* [WORK TO DO]:
Copy out every record below, word for word.

======== RECORDS SUPPLIED ========

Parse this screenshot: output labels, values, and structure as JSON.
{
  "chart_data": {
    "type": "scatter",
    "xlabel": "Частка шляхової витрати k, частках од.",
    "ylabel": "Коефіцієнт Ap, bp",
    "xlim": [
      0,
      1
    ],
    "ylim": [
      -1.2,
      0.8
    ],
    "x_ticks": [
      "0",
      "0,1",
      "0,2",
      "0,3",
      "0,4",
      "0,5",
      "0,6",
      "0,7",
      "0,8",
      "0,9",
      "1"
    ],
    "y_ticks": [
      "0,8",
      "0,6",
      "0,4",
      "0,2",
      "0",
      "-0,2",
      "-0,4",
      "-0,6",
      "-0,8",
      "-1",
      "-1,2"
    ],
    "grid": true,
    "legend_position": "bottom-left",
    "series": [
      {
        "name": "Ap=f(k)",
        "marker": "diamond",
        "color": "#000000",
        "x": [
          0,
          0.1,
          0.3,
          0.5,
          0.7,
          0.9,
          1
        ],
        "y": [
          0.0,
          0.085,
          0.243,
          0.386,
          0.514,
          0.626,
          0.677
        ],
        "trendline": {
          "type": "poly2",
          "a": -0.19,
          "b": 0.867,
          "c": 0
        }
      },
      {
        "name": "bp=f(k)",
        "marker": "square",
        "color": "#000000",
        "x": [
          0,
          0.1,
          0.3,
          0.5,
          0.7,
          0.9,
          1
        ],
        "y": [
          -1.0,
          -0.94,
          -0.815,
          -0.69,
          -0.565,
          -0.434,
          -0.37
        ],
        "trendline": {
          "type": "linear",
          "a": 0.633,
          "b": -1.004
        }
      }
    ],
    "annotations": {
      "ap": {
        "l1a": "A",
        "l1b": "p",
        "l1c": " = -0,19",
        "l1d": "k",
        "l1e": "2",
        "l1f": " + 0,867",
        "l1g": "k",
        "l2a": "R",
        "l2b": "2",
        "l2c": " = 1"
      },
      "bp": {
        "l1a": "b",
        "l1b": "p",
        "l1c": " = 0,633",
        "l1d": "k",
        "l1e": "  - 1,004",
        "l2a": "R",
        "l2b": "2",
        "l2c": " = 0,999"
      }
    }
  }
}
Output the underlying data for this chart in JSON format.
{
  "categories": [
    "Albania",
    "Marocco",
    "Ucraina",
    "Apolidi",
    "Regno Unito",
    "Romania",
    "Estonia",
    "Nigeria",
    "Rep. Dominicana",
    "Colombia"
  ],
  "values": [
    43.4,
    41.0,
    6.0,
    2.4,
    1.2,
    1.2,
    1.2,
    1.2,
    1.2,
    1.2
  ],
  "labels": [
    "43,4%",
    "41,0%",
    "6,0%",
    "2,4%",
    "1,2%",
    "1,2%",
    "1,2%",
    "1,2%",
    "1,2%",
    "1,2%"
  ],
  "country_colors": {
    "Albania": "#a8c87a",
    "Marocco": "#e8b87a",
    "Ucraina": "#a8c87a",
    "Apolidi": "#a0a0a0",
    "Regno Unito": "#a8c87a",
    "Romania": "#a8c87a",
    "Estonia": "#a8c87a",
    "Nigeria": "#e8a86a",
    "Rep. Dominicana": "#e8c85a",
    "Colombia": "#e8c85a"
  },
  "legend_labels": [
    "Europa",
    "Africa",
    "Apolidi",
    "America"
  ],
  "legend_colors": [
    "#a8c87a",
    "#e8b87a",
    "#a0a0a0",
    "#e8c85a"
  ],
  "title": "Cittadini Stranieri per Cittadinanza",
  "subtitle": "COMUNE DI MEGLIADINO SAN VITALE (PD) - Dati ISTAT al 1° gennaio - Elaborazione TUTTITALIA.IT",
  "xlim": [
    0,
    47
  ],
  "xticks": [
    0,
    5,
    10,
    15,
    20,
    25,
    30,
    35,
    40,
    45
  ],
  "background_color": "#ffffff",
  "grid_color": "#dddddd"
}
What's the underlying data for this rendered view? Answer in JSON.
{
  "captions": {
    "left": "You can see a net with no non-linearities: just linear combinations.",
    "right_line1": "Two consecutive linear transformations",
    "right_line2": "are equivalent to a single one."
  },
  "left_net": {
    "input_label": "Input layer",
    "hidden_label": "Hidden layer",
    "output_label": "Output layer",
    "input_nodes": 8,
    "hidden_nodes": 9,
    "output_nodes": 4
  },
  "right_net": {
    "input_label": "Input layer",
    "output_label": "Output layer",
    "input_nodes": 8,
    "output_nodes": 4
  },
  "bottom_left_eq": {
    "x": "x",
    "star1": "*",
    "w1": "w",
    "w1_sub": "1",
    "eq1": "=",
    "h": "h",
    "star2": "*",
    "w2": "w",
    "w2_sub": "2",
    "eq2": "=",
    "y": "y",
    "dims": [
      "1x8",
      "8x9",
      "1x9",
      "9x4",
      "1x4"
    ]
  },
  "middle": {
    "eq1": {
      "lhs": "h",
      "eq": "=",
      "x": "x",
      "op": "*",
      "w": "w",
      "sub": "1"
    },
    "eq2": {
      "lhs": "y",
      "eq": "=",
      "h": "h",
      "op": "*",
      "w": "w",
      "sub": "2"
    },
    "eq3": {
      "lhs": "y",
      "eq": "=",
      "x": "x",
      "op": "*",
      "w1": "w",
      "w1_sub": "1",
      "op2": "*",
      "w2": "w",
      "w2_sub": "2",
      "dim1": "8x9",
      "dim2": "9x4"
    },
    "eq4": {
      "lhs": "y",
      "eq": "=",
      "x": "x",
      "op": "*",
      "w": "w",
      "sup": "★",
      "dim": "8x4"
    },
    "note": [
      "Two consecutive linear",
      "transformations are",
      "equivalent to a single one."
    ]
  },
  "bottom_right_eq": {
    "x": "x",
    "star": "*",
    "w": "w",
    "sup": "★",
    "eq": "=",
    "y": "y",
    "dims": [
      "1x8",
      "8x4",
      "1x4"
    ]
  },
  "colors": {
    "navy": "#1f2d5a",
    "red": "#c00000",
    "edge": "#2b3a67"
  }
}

========

* [RESULT FOR THIS TASK]:
Parse this screenshot: output labels, values, and structure as JSON.
{
  "chart_data": {
    "type": "scatter",
    "xlabel": "Частка шляхової витрати k, частках од.",
    "ylabel": "Коефіцієнт Ap, bp",
    "xlim": [
      0,
      1
    ],
    "ylim": [
      -1.2,
      0.8
    ],
    "x_ticks": [
      "0",
      "0,1",
      "0,2",
      "0,3",
      "0,4",
      "0,5",
      "0,6",
      "0,7",
      "0,8",
      "0,9",
      "1"
    ],
    "y_ticks": [
      "0,8",
      "0,6",
      "0,4",
      "0,2",
      "0",
      "-0,2",
      "-0,4",
      "-0,6",
      "-0,8",
      "-1",
      "-1,2"
    ],
    "grid": true,
    "legend_position": "bottom-left",
    "series": [
      {
        "name": "Ap=f(k)",
        "marker": "diamond",
        "color": "#000000",
        "x": [
          0,
          0.1,
          0.3,
          0.5,
          0.7,
          0.9,
          1
        ],
        "y": [
          0.0,
          0.085,
          0.243,
          0.386,
          0.514,
          0.626,
          0.677
        ],
        "trendline": {
          "type": "poly2",
          "a": -0.19,
          "b": 0.867,
          "c": 0
        }
      },
      {
        "name": "bp=f(k)",
        "marker": "square",
        "color": "#000000",
        "x": [
          0,
          0.1,
          0.3,
          0.5,
          0.7,
          0.9,
          1
        ],
        "y": [
          -1.0,
          -0.94,
          -0.815,
          -0.69,
          -0.565,
          -0.434,
          -0.37
        ],
        "trendline": {
          "type": "linear",
          "a": 0.633,
          "b": -1.004
        }
      }
    ],
    "annotations": {
      "ap": {
        "l1a": "A",
        "l1b": "p",
        "l1c": " = -0,19",
        "l1d": "k",
        "l1e": "2",
        "l1f": " + 0,867",
        "l1g": "k",
        "l2a": "R",
        "l2b": "2",
        "l2c": " = 1"
      },
      "bp": {
        "l1a": "b",
        "l1b": "p",
        "l1c": " = 0,633",
        "l1d": "k",
        "l1e": "  - 1,004",
        "l2a": "R",
        "l2b": "2",
        "l2c": " = 0,999"
      }
    }
  }
}
Output the underlying data for this chart in JSON format.
{
  "categories": [
    "Albania",
    "Marocco",
    "Ucraina",
    "Apolidi",
    "Regno Unito",
    "Romania",
    "Estonia",
    "Nigeria",
    "Rep. Dominicana",
    "Colombia"
  ],
  "values": [
    43.4,
    41.0,
    6.0,
    2.4,
    1.2,
    1.2,
    1.2,
    1.2,
    1.2,
    1.2
  ],
  "labels": [
    "43,4%",
    "41,0%",
    "6,0%",
    "2,4%",
    "1,2%",
    "1,2%",
    "1,2%",
    "1,2%",
    "1,2%",
    "1,2%"
  ],
  "country_colors": {
    "Albania": "#a8c87a",
    "Marocco": "#e8b87a",
    "Ucraina": "#a8c87a",
    "Apolidi": "#a0a0a0",
    "Regno Unito": "#a8c87a",
    "Romania": "#a8c87a",
    "Estonia": "#a8c87a",
    "Nigeria": "#e8a86a",
    "Rep. Dominicana": "#e8c85a",
    "Colombia": "#e8c85a"
  },
  "legend_labels": [
    "Europa",
    "Africa",
    "Apolidi",
    "America"
  ],
  "legend_colors": [
    "#a8c87a",
    "#e8b87a",
    "#a0a0a0",
    "#e8c85a"
  ],
  "title": "Cittadini Stranieri per Cittadinanza",
  "subtitle": "COMUNE DI MEGLIADINO SAN VITALE (PD) - Dati ISTAT al 1° gennaio - Elaborazione TUTTITALIA.IT",
  "xlim": [
    0,
    47
  ],
  "xticks": [
    0,
    5,
    10,
    15,
    20,
    25,
    30,
    35,
    40,
    45
  ],
  "background_color": "#ffffff",
  "grid_color": "#dddddd"
}
What's the underlying data for this rendered view? Answer in JSON.
{
  "captions": {
    "left": "You can see a net with no non-linearities: just linear combinations.",
    "right_line1": "Two consecutive linear transformations",
    "right_line2": "are equivalent to a single one."
  },
  "left_net": {
    "input_label": "Input layer",
    "hidden_label": "Hidden layer",
    "output_label": "Output layer",
    "input_nodes": 8,
    "hidden_nodes": 9,
    "output_nodes": 4
  },
  "right_net": {
    "input_label": "Input layer",
    "output_label": "Output layer",
    "input_nodes": 8,
    "output_nodes": 4
  },
  "bottom_left_eq": {
    "x": "x",
    "star1": "*",
    "w1": "w",
    "w1_sub": "1",
    "eq1": "=",
    "h": "h",
    "star2": "*",
    "w2": "w",
    "w2_sub": "2",
    "eq2": "=",
    "y": "y",
    "dims": [
      "1x8",
      "8x9",
      "1x9",
      "9x4",
      "1x4"
    ]
  },
  "middle": {
    "eq1": {
      "lhs": "h",
      "eq": "=",
      "x": "x",
      "op": "*",
      "w": "w",
      "sub": "1"
    },
    "eq2": {
      "lhs": "y",
      "eq": "=",
      "h": "h",
      "op": "*",
      "w": "w",
      "sub": "2"
    },
    "eq3": {
      "lhs": "y",
      "eq": "=",
      "x": "x",
      "op": "*",
      "w1": "w",
      "w1_sub": "1",
      "op2": "*",
      "w2": "w",
      "w2_sub": "2",
      "dim1": "8x9",
      "dim2": "9x4"
    },
    "eq4": {
      "lhs": "y",
      "eq": "=",
      "x": "x",
      "op": "*",
      "w": "w",
      "sup": "★",
      "dim": "8x4"
    },
    "note": [
      "Two consecutive linear",
      "transformations are",
      "equivalent to a single one."
    ]
  },
  "bottom_right_eq": {
    "x": "x",
    "star": "*",
    "w": "w",
    "sup": "★",
    "eq": "=",
    "y": "y",
    "dims": [
      "1x8",
      "8x4",
      "1x4"
    ]
  },
  "colors": {
    "navy": "#1f2d5a",
    "red": "#c00000",
    "edge": "#2b3a67"
  }
}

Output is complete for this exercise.